**Given data:**
begin
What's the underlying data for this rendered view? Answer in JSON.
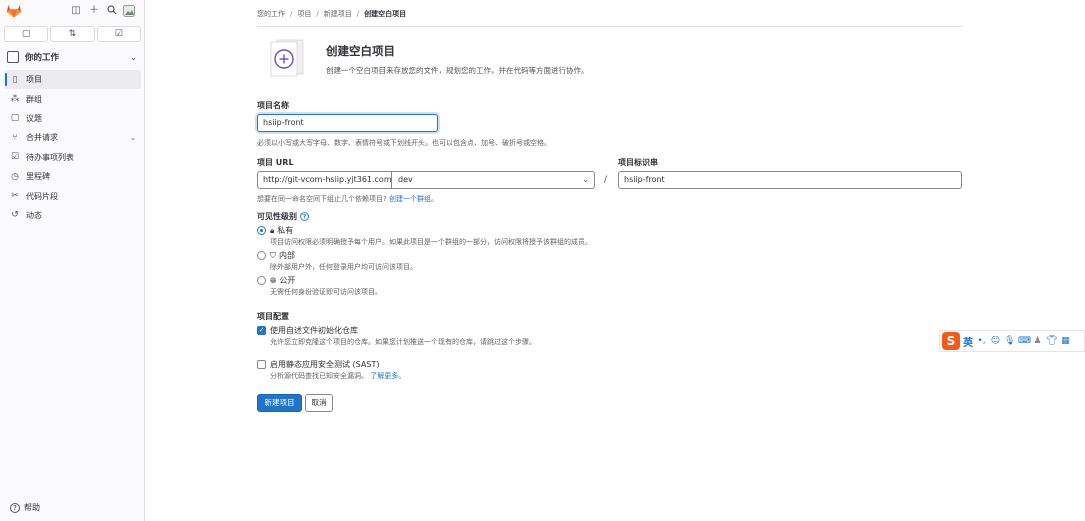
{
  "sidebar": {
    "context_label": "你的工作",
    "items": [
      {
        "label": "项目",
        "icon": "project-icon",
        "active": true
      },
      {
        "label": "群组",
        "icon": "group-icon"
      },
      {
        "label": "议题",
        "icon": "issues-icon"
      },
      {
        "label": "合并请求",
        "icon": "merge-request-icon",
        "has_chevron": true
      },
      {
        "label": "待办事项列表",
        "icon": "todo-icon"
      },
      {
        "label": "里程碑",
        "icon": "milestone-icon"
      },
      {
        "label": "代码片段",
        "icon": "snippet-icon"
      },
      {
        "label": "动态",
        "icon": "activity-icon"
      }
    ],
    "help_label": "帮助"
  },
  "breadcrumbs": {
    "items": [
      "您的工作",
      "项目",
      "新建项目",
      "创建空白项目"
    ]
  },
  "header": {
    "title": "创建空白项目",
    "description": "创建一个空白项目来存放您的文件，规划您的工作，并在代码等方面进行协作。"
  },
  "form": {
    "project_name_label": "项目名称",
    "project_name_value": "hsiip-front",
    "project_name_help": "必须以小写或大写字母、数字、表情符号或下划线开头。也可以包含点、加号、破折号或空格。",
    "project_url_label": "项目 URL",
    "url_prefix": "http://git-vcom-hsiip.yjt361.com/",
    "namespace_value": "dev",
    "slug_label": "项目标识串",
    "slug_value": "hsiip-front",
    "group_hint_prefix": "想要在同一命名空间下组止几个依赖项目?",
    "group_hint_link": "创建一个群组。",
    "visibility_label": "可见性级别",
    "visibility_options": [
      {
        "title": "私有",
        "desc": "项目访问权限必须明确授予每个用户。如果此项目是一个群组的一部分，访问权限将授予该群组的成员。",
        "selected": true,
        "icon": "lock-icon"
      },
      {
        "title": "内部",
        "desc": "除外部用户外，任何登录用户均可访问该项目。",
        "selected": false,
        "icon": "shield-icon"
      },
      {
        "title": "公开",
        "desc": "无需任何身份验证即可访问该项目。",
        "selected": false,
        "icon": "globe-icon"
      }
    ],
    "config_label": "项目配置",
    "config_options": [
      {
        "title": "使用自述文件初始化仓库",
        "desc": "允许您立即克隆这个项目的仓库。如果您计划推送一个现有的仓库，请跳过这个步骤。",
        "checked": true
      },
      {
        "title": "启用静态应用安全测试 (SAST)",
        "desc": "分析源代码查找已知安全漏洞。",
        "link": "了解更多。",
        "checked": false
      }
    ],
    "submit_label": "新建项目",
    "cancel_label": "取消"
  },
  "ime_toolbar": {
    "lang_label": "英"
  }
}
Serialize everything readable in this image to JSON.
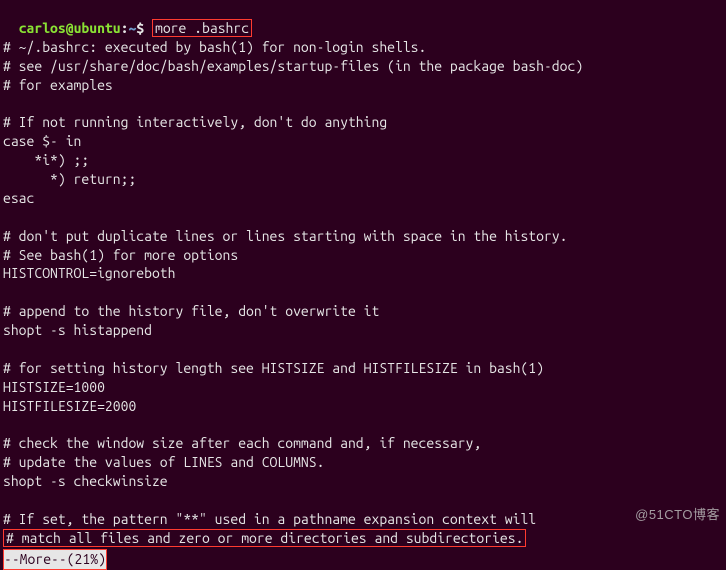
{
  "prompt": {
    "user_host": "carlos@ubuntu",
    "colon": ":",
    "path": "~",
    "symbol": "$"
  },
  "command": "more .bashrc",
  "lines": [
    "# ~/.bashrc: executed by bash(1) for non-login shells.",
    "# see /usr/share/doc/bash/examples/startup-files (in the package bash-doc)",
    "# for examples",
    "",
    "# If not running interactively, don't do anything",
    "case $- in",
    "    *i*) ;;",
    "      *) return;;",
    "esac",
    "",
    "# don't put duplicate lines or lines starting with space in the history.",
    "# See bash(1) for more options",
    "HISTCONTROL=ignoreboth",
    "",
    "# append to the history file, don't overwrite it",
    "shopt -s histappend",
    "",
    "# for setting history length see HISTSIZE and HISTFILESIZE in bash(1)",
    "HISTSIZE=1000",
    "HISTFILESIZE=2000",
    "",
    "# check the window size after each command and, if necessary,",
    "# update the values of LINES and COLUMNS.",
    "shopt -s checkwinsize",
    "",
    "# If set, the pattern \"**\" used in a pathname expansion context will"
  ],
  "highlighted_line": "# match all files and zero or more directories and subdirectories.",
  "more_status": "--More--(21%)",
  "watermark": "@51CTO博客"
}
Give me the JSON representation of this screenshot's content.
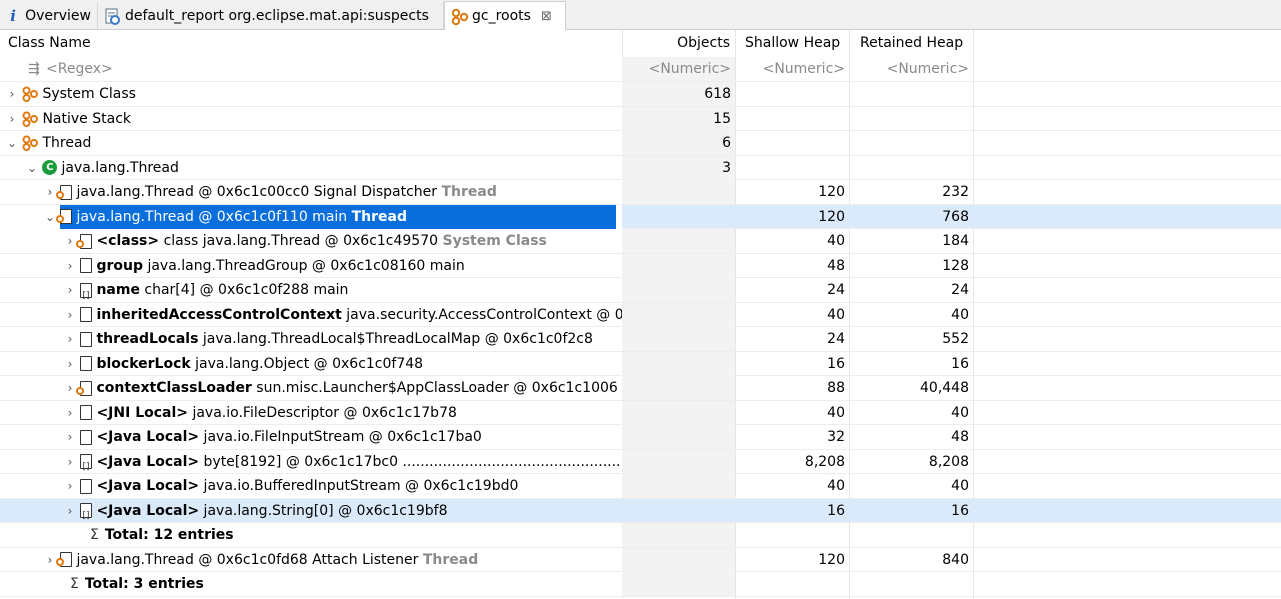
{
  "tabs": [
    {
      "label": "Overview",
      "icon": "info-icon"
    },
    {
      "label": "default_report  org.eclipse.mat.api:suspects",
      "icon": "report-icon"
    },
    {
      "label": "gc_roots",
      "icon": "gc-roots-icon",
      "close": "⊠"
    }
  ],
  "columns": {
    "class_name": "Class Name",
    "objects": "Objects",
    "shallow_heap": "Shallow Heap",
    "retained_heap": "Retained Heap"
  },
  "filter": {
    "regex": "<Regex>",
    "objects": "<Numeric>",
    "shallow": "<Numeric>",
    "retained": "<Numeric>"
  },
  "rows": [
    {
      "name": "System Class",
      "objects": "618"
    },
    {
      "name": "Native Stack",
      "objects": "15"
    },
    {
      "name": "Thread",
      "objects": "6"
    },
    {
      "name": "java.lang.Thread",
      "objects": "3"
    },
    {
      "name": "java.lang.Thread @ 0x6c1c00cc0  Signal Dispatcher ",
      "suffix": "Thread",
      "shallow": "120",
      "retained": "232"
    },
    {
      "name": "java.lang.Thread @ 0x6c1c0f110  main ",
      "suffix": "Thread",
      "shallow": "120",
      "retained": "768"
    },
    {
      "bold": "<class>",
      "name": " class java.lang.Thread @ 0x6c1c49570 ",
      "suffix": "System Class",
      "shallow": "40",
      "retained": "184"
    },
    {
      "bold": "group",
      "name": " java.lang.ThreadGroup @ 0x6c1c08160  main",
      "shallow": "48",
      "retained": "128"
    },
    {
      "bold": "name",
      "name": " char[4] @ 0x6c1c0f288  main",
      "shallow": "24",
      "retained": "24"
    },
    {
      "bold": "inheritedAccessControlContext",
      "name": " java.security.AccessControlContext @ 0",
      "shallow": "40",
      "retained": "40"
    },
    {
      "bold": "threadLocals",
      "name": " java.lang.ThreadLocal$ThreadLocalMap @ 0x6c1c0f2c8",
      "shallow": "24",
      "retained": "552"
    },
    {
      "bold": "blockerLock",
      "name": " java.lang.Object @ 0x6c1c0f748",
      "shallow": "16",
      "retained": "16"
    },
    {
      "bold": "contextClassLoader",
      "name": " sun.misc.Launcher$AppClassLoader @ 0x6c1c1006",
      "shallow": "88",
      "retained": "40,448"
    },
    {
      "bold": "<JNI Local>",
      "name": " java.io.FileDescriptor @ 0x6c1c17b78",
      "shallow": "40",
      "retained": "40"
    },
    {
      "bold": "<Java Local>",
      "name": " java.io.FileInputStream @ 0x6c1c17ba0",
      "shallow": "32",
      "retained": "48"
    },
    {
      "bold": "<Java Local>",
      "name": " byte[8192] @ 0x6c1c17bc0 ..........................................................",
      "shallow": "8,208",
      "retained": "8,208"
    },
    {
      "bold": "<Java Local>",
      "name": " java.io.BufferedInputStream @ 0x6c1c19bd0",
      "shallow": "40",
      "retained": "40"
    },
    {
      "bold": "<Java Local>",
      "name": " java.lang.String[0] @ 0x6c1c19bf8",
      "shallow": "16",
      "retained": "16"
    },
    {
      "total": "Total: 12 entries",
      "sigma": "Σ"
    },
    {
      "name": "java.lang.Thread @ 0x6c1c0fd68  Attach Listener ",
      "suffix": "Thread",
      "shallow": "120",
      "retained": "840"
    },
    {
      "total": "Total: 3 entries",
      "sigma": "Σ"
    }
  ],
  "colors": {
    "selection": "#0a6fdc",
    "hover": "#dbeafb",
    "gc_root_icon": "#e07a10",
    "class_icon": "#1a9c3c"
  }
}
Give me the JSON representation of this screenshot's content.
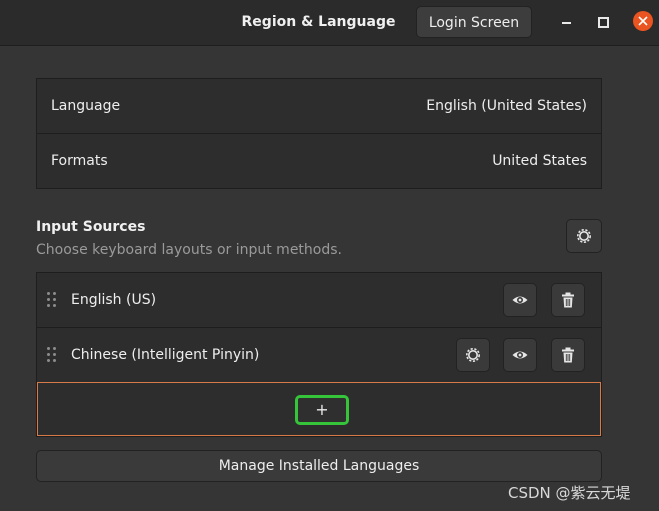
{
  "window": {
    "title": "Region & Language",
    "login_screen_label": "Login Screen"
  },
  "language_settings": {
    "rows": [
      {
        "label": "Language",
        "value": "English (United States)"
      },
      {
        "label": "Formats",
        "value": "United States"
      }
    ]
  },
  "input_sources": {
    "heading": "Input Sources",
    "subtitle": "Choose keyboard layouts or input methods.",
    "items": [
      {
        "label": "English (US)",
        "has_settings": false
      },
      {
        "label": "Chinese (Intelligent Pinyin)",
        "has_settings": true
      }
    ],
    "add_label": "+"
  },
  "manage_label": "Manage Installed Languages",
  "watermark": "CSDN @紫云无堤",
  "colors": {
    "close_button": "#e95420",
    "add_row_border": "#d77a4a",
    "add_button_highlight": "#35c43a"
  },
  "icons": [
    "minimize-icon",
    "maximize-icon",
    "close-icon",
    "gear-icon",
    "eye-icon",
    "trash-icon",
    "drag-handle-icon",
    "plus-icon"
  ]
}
end
**Exercise task:** Find each line holding the word "hsiip" and copy it.

**Solution to the problem:**
    "project_name_value": "hsiip-front",
    "url_prefix": "http://git-vcom-hsiip.yjt361.com/",
    "slug_value": "hsiip-front",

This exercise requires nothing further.